> **Source excerpt**:
• • •

Legal affairs writer Steve Lash reported the Supreme Court on Thursday ruled a 40-foot cross erected as a war memorial on public land in 1925 does not violate the constitutional separation of church and state and can remain standing. Supporters, including Gov. Larry Hogan, hailed the decision as “a great victory” in recognition of the valor, endurance, courage and devotion of World War I veterans.

The justices’ splintered 7-2 ruling overturns a 4th U.S. Circuit Court of Appeals’ 2-1 decision in October 2017 that the cross “has the primary effect of endorsing religion and excessively entangles the government in religion” in violation of the First Amendment.

Justice Samuel A. Alito Jr. wrote for a simple five-member majority in saying that, although the cross is undoubtedly a Christian symbol, that fact alone should not supersede what it had come to represent, a symbolic resting place for ancestors who never returned home. In dissent, Justice Ruth Bader Ginsburg said the cross cannot be regarded as secular because of its status as the foremost symbol of the Christian faith and that displays of it on public land, even to venerate a nation’s war dead, violate the Constitution’s prohibition on governmental establishment, or promotion, of religion.

The American Legion, which appealed the 4th Circuit’s decision to the justices, said the high court’s ruling was not just about a single cross but about the right of a community to honor its fallen heroes.

The Maryland-National Capital Park and Planning Commission, which also appealed the 4th Circuit’s ruling, said it was “extremely gratified that our legal battle to protect the community’s interest in this historic symbol prevailed.”

• • •

> **Data rows**:

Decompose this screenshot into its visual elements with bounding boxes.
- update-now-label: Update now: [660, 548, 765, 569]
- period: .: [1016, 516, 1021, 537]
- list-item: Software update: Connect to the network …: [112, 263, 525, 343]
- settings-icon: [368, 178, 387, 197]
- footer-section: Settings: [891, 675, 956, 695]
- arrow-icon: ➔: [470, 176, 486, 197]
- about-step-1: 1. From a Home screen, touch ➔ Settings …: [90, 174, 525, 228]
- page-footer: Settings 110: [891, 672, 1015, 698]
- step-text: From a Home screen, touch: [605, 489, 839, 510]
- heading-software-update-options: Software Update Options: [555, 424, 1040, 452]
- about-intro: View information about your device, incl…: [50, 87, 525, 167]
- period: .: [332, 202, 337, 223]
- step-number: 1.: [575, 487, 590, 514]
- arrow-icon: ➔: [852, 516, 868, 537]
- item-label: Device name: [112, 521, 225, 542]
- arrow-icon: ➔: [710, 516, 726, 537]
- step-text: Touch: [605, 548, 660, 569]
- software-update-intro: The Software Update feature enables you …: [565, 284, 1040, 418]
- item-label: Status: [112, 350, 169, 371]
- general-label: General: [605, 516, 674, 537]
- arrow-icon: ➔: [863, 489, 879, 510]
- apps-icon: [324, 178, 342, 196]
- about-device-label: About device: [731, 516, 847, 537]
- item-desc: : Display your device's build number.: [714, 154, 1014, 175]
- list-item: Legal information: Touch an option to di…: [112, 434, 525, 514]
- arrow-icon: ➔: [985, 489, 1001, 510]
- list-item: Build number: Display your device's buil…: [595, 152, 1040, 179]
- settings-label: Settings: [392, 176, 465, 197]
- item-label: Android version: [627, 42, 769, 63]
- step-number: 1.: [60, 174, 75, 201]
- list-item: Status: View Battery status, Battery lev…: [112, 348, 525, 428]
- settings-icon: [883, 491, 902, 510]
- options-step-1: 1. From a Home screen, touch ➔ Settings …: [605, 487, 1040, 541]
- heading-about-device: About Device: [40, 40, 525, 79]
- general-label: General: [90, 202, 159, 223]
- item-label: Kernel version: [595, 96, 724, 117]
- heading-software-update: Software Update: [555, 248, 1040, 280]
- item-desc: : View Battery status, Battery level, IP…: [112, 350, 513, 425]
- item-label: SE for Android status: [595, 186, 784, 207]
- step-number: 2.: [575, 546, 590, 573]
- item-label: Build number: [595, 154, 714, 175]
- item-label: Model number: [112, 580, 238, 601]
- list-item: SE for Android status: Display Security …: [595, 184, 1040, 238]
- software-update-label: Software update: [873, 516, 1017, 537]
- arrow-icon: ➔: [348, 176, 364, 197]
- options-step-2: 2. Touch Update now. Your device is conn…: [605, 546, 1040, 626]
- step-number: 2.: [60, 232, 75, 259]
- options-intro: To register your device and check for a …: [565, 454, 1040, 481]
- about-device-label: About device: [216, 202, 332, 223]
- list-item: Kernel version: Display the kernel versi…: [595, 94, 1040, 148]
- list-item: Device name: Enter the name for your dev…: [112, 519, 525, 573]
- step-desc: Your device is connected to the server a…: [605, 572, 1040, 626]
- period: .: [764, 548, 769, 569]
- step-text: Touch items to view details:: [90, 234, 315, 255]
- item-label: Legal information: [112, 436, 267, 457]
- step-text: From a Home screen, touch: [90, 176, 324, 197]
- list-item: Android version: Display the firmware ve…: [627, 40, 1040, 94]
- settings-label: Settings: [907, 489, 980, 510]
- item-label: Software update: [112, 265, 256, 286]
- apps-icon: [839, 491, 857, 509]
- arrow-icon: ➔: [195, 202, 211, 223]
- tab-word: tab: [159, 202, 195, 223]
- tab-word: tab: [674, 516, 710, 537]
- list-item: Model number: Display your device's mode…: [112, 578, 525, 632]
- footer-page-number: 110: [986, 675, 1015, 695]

• • •

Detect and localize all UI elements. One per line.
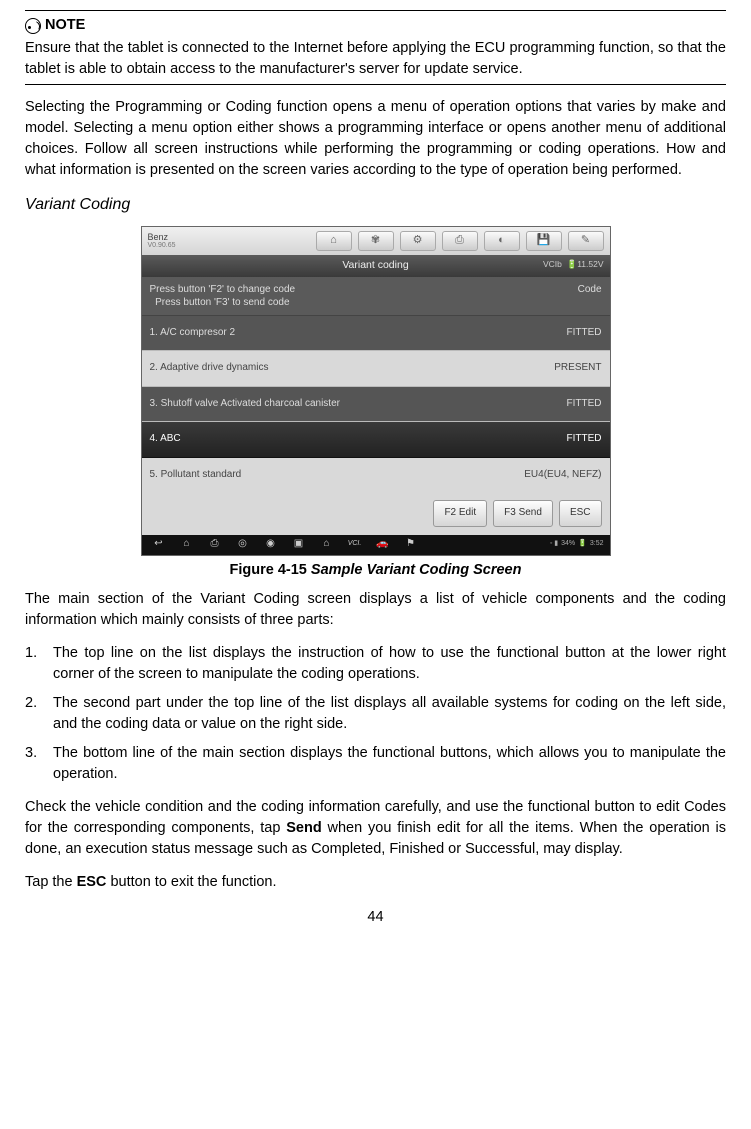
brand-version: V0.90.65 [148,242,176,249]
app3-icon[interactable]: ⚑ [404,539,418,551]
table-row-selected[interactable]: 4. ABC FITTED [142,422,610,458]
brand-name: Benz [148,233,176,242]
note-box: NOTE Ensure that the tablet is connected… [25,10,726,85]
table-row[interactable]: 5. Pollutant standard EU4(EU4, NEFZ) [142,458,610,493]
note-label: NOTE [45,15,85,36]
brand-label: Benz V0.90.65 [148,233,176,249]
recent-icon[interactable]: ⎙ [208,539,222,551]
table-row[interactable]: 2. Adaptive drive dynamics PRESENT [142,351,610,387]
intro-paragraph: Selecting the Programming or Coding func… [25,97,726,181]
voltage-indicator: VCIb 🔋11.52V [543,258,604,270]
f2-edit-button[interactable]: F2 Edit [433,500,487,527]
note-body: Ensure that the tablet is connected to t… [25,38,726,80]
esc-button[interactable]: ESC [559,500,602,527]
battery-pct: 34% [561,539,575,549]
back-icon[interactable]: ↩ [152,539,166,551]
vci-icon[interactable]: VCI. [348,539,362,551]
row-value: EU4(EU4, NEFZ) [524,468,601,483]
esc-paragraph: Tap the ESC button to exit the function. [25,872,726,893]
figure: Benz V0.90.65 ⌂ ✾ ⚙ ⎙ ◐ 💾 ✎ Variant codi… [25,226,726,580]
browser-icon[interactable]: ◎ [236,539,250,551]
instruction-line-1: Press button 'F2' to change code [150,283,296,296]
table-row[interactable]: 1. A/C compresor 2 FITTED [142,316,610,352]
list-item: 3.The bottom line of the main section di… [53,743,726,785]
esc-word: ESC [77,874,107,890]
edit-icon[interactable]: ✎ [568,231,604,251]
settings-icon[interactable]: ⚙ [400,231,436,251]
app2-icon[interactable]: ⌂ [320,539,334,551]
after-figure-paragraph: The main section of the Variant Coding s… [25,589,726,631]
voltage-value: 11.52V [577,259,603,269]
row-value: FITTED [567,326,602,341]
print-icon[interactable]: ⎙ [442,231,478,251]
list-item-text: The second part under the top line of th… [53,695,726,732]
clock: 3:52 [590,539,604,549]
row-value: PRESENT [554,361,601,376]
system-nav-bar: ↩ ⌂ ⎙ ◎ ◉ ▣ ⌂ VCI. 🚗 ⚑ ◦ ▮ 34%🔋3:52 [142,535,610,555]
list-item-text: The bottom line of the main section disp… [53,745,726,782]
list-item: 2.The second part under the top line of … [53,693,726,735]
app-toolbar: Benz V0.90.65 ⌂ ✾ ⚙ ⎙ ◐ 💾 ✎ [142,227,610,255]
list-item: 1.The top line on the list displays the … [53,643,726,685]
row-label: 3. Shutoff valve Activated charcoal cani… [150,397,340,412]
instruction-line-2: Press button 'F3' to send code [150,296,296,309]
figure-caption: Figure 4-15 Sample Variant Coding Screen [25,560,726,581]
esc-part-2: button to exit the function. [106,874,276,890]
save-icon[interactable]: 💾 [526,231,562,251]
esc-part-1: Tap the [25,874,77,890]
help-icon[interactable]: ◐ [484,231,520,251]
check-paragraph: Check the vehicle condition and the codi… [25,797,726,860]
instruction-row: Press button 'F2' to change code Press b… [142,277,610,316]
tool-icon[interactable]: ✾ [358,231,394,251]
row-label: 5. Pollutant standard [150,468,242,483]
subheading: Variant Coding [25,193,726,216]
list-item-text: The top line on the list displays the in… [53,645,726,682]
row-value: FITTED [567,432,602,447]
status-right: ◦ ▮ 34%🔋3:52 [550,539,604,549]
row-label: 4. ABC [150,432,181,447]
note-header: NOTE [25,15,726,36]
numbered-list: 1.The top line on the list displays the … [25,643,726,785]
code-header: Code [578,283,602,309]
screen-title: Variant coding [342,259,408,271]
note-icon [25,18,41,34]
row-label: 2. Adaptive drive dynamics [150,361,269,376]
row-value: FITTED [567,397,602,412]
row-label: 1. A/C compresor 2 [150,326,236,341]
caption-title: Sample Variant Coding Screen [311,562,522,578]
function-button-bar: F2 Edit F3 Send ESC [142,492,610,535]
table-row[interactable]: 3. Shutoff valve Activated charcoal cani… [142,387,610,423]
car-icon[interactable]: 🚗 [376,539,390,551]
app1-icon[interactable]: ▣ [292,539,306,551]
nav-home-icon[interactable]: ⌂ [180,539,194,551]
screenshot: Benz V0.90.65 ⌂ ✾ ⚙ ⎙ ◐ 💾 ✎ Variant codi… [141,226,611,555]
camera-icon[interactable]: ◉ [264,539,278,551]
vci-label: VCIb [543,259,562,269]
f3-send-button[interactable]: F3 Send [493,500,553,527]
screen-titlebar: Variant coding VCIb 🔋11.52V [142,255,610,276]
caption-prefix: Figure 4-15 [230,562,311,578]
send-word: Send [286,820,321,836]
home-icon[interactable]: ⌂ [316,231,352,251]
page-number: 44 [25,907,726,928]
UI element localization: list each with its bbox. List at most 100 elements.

• • •

> **Instructions**:
1. In the excerpt about the Supreme Court's ruling on the war-memorial cross, which justice wrote for the majority?
2. Continue the excerpt about the Supreme Court's ruling on the war-memorial cross, picking up after its final sentence.

> **Answer list**:
1. Justice Samuel A. Alito Jr.

2.
Meanwhile, Del. Hasan “Jay” Jalisi was hit with a lawsuit this week from a former aide seeking back wages and damages.

Government affairs writer Bryan P. Sears reported Tuesday that, according to the lawsuit, Jalisi knowingly promised his former aide, Brian Agandi, an hourly rate of $20 per hour to be paid by the Maryland General Assembly, despite the fact the Baltimore County Democrat was barred from hiring aides until he completed required anger management classes before the start of the 2019 General Assembly session.

Agandi said he quit his security guard job and worked 32-hour weeks for Jalisi in January and was never paid, despite Jalisi’s repeated assurances that a paycheck was coming.

The former aide is seeking $2,670 in back pay as well as punitive damages of $27,379 “for the intentional and malicious acts carried out by Delegate Jalisi” as well as more than $7,800, treble damages for Jalisi’s violation of state labor and employment laws.

The lawsuit follows an action in March where the House of Delegates voted unanimously to reprimand Jalisi for a pattern of abusive behavior and acts of bullying directed at his own staff and others. A report issued by the Joint Committee on Legislative Ethics detailed five years of incidents dating back to when Jalisi was sworn into office in his first term and to multiple attempts to get the recalcitrant delegate to change his ways.

Jalisi in comments earlier this year denied the allegations, calling them “a smear campaign.” He added that none of the complaints that were part of the investigation came from his personal staff who has worked for him day-in and day-out for months and years.